>> start Stored data
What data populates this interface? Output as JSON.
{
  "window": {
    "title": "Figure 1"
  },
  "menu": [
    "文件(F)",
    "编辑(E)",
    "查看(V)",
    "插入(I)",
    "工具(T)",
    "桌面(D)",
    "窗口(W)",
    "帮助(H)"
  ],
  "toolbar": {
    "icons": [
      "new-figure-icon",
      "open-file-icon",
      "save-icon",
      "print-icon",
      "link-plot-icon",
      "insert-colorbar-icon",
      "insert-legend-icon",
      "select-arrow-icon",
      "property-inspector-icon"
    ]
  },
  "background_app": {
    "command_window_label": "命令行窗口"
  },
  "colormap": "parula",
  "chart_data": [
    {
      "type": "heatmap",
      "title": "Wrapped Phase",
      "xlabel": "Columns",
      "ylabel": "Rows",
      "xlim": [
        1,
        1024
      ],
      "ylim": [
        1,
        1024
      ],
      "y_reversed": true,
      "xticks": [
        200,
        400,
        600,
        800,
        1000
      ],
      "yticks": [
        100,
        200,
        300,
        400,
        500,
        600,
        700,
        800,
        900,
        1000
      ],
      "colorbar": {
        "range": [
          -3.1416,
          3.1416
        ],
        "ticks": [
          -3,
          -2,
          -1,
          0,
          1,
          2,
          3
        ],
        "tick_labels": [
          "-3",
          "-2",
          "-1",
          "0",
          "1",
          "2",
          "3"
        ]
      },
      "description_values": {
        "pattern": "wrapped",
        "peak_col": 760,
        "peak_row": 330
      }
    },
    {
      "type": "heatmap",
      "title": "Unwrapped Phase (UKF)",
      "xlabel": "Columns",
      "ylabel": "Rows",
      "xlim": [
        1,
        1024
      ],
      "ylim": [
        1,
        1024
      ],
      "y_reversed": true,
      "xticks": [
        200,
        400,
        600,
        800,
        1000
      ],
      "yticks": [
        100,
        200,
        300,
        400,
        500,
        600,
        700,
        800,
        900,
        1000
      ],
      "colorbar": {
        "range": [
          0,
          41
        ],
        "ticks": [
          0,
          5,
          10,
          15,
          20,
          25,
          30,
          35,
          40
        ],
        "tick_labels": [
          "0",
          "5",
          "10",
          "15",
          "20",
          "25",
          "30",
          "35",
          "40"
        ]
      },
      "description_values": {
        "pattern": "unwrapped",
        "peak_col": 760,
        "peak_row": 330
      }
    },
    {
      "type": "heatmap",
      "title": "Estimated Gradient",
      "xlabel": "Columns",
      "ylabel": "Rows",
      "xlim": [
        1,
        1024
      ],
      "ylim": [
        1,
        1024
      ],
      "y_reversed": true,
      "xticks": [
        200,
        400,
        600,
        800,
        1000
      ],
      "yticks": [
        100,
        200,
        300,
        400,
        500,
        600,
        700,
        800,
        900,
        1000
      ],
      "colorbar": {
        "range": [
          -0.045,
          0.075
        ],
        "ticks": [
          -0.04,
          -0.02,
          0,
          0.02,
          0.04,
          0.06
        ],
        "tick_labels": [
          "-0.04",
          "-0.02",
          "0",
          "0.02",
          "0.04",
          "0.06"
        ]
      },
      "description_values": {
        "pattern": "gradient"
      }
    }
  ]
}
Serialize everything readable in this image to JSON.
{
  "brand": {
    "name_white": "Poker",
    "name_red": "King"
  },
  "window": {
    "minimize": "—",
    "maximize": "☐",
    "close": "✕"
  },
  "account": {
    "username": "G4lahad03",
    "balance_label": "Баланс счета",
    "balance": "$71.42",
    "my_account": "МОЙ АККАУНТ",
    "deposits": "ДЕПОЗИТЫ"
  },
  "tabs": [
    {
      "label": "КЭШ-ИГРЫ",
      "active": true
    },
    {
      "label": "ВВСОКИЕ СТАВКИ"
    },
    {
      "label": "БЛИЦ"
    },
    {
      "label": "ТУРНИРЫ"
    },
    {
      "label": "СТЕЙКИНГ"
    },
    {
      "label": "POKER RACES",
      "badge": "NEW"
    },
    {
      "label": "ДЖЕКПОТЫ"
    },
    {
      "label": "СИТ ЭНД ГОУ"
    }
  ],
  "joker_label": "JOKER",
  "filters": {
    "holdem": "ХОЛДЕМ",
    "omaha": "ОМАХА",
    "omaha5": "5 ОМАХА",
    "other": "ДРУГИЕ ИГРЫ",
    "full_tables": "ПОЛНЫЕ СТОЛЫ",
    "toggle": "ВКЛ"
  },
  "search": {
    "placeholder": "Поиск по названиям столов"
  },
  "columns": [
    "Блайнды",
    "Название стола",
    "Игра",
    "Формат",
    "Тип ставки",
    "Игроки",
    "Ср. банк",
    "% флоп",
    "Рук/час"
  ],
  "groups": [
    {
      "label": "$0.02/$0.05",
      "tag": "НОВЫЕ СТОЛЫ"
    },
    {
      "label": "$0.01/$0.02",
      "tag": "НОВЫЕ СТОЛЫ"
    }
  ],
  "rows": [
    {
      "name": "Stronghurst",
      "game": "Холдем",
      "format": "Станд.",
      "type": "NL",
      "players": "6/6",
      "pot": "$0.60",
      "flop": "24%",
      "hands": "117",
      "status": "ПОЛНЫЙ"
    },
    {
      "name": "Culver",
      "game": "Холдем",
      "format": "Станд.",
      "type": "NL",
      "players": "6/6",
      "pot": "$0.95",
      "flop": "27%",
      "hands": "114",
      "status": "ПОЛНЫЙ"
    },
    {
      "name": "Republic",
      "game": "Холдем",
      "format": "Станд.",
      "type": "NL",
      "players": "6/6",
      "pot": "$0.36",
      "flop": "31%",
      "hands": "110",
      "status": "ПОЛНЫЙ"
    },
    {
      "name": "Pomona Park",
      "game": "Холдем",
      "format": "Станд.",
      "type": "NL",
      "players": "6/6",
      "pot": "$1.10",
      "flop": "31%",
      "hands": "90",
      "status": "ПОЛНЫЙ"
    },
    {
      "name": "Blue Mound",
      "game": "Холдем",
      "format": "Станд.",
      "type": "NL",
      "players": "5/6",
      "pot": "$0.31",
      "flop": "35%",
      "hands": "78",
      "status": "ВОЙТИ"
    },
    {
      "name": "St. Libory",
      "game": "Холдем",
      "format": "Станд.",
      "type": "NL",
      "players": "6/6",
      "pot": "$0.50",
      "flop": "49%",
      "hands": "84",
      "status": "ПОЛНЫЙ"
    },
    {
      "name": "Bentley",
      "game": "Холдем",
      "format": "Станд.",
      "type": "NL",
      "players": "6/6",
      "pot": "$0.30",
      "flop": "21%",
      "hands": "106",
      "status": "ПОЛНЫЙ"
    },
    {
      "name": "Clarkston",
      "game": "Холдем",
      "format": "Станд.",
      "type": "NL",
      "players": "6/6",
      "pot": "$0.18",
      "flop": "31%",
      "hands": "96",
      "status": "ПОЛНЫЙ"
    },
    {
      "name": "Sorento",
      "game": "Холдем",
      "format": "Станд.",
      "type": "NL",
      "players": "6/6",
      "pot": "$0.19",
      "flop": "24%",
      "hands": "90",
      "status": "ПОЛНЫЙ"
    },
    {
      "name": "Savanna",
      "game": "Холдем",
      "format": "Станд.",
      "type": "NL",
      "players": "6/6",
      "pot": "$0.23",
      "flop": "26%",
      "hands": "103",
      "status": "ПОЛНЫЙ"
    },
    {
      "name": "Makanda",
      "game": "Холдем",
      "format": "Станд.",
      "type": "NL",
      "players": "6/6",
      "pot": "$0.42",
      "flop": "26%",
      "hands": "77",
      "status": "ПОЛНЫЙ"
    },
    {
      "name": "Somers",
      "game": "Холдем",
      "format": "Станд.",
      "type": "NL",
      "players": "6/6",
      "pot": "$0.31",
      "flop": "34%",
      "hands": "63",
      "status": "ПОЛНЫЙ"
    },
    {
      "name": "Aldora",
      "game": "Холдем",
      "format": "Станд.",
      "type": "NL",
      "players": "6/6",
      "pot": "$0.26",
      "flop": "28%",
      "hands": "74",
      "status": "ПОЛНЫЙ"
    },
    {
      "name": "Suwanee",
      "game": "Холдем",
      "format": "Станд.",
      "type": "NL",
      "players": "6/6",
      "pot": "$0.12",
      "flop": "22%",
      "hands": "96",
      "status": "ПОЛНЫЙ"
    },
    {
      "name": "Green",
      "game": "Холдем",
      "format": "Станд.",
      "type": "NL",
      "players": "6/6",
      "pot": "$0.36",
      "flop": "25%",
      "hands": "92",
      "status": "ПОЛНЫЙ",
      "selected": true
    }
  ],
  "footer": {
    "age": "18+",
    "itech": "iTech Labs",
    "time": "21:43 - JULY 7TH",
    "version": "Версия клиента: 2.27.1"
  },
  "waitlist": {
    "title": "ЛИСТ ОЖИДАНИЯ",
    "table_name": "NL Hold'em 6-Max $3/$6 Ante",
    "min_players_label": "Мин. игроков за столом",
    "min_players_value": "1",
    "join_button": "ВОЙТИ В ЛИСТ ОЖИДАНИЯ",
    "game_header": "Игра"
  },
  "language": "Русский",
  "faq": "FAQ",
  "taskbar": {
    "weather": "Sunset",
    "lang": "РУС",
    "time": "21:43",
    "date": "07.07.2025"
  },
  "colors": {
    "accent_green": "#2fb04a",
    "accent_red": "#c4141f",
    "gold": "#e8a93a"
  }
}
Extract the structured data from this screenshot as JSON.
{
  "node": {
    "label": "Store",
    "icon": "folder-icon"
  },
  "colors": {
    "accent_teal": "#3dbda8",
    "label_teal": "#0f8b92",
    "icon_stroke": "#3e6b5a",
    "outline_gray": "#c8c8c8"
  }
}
>> end Stored data
Exercise description ▸
Give the lines exactly as they stand, from the line with "Extract the structured" through the end of the material.

Full response ▸
Extract the structured data from this screenshot as JSON.
{
  "node": {
    "label": "Store",
    "icon": "folder-icon"
  },
  "colors": {
    "accent_teal": "#3dbda8",
    "label_teal": "#0f8b92",
    "icon_stroke": "#3e6b5a",
    "outline_gray": "#c8c8c8"
  }
}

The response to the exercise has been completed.